[Page images and their text]
__________

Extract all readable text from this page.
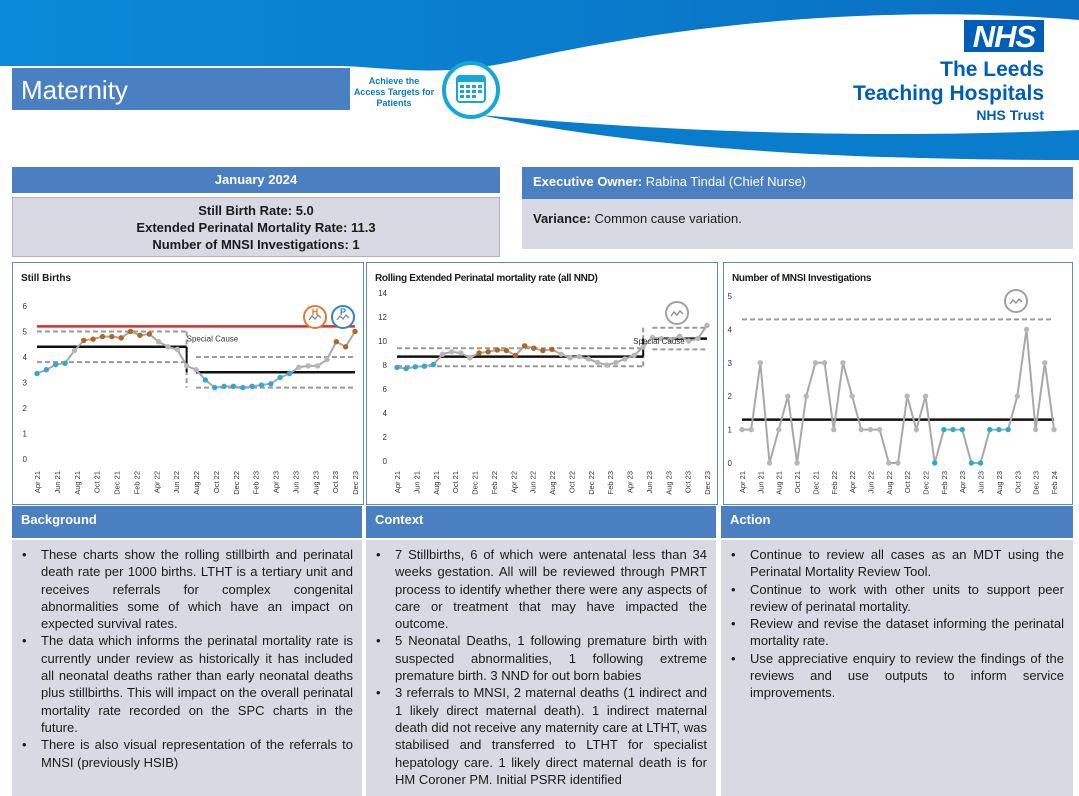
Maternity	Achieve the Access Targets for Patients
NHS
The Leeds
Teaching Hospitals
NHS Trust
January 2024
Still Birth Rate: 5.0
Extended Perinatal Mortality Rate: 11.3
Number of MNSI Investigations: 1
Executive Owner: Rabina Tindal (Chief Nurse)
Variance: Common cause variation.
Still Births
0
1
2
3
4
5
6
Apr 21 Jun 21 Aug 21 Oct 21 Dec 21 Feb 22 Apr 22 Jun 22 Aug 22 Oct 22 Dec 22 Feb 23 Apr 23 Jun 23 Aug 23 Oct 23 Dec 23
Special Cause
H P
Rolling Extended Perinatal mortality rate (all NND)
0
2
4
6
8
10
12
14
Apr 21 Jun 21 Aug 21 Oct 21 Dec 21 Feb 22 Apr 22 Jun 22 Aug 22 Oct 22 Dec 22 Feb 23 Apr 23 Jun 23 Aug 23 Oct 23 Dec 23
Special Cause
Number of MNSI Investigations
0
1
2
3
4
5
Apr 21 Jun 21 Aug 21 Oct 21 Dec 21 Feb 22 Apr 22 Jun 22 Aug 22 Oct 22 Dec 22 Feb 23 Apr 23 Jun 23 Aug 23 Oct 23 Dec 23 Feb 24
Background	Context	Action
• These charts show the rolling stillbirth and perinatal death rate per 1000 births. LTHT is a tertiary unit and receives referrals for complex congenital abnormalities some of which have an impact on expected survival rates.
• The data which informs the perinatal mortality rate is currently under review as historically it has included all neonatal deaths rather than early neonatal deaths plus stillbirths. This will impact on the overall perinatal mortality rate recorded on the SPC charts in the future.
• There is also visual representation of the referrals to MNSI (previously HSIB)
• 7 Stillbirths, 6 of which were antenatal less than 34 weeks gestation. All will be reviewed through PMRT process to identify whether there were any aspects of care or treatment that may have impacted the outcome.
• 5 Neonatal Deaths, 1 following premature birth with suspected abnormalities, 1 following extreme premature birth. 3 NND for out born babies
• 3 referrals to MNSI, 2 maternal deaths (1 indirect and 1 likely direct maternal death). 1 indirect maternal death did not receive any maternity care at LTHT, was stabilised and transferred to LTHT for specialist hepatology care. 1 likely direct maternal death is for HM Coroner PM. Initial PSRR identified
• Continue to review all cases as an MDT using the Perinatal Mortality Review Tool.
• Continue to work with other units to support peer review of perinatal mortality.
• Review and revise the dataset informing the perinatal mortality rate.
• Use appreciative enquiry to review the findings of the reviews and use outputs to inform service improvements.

__________

#### [TASK STATEMENT]
Among the lines above, find those containing the word "MNSI" and copy each.

#### [EXERCISE RESPONSE]
Number of MNSI Investigations: 1
Number of MNSI Investigations
• There is also visual representation of the referrals to MNSI (previously HSIB)
• 3 referrals to MNSI, 2 maternal deaths (1 indirect and 1 likely direct maternal death). 1 indirect maternal death did not receive any maternity care at LTHT, was stabilised and transferred to LTHT for specialist hepatology care. 1 likely direct maternal death is for HM Coroner PM. Initial PSRR identified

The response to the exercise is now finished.